▶ **Description of the task**
Work out how many lines of the listing hold the string "Asia". Answer with that number alone.

▶ **Exercise data**
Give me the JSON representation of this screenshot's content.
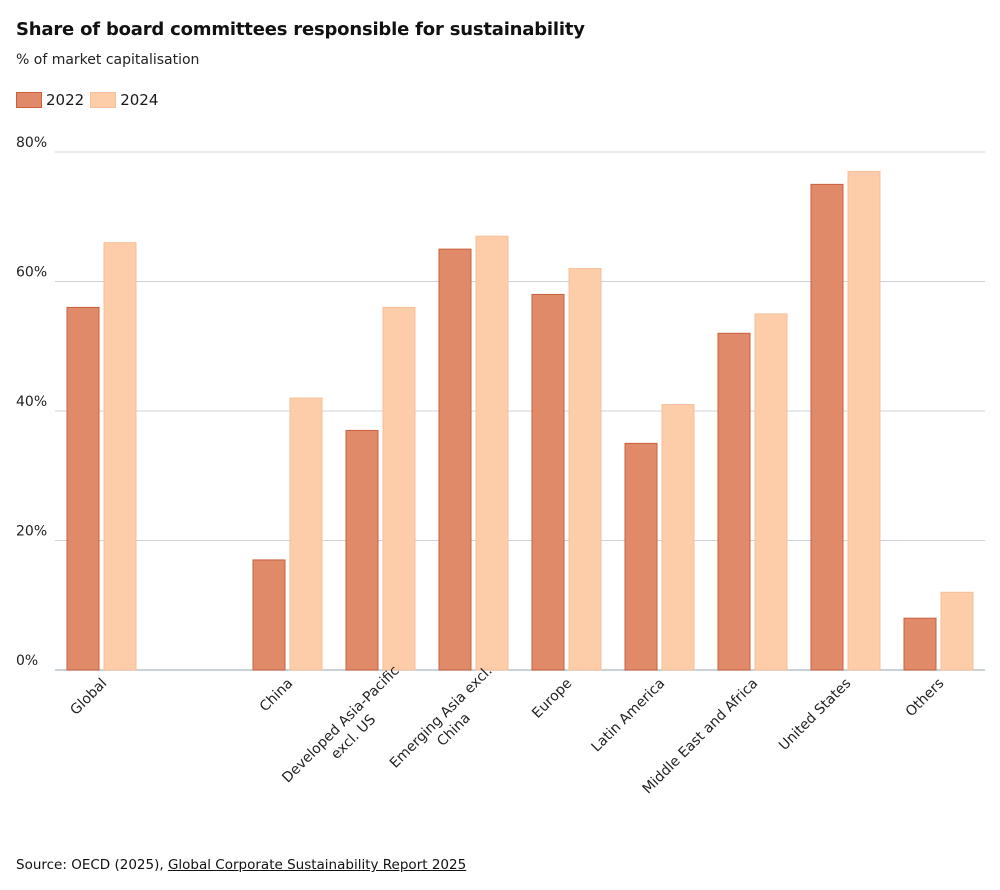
{
  "chart_data": {
    "type": "bar",
    "title": "Share of board committees responsible for sustainability",
    "subtitle": "% of market capitalisation",
    "xlabel": "",
    "ylabel": "",
    "ylim": [
      0,
      80
    ],
    "yticks": [
      0,
      20,
      40,
      60,
      80
    ],
    "ytick_labels": [
      "0%",
      "20%",
      "40%",
      "60%",
      "80%"
    ],
    "grid": true,
    "legend_position": "top-left",
    "categories": [
      [
        "Global"
      ],
      [
        ""
      ],
      [
        "China"
      ],
      [
        "Developed Asia-Pacific",
        "excl. US"
      ],
      [
        "Emerging Asia excl.",
        "China"
      ],
      [
        "Europe"
      ],
      [
        "Latin America"
      ],
      [
        "Middle East and Africa"
      ],
      [
        "United States"
      ],
      [
        "Others"
      ]
    ],
    "series": [
      {
        "name": "2022",
        "color": "#e08a69",
        "stroke": "#c8603d",
        "values": [
          56,
          null,
          17,
          37,
          65,
          58,
          35,
          52,
          75,
          8
        ]
      },
      {
        "name": "2024",
        "color": "#fdcdaa",
        "stroke": "#f7bf98",
        "values": [
          66,
          null,
          42,
          56,
          67,
          62,
          41,
          55,
          77,
          12
        ]
      }
    ],
    "source_prefix": "Source: OECD (2025), ",
    "source_link": "Global Corporate Sustainability Report 2025"
  }
}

▶ **The response**
2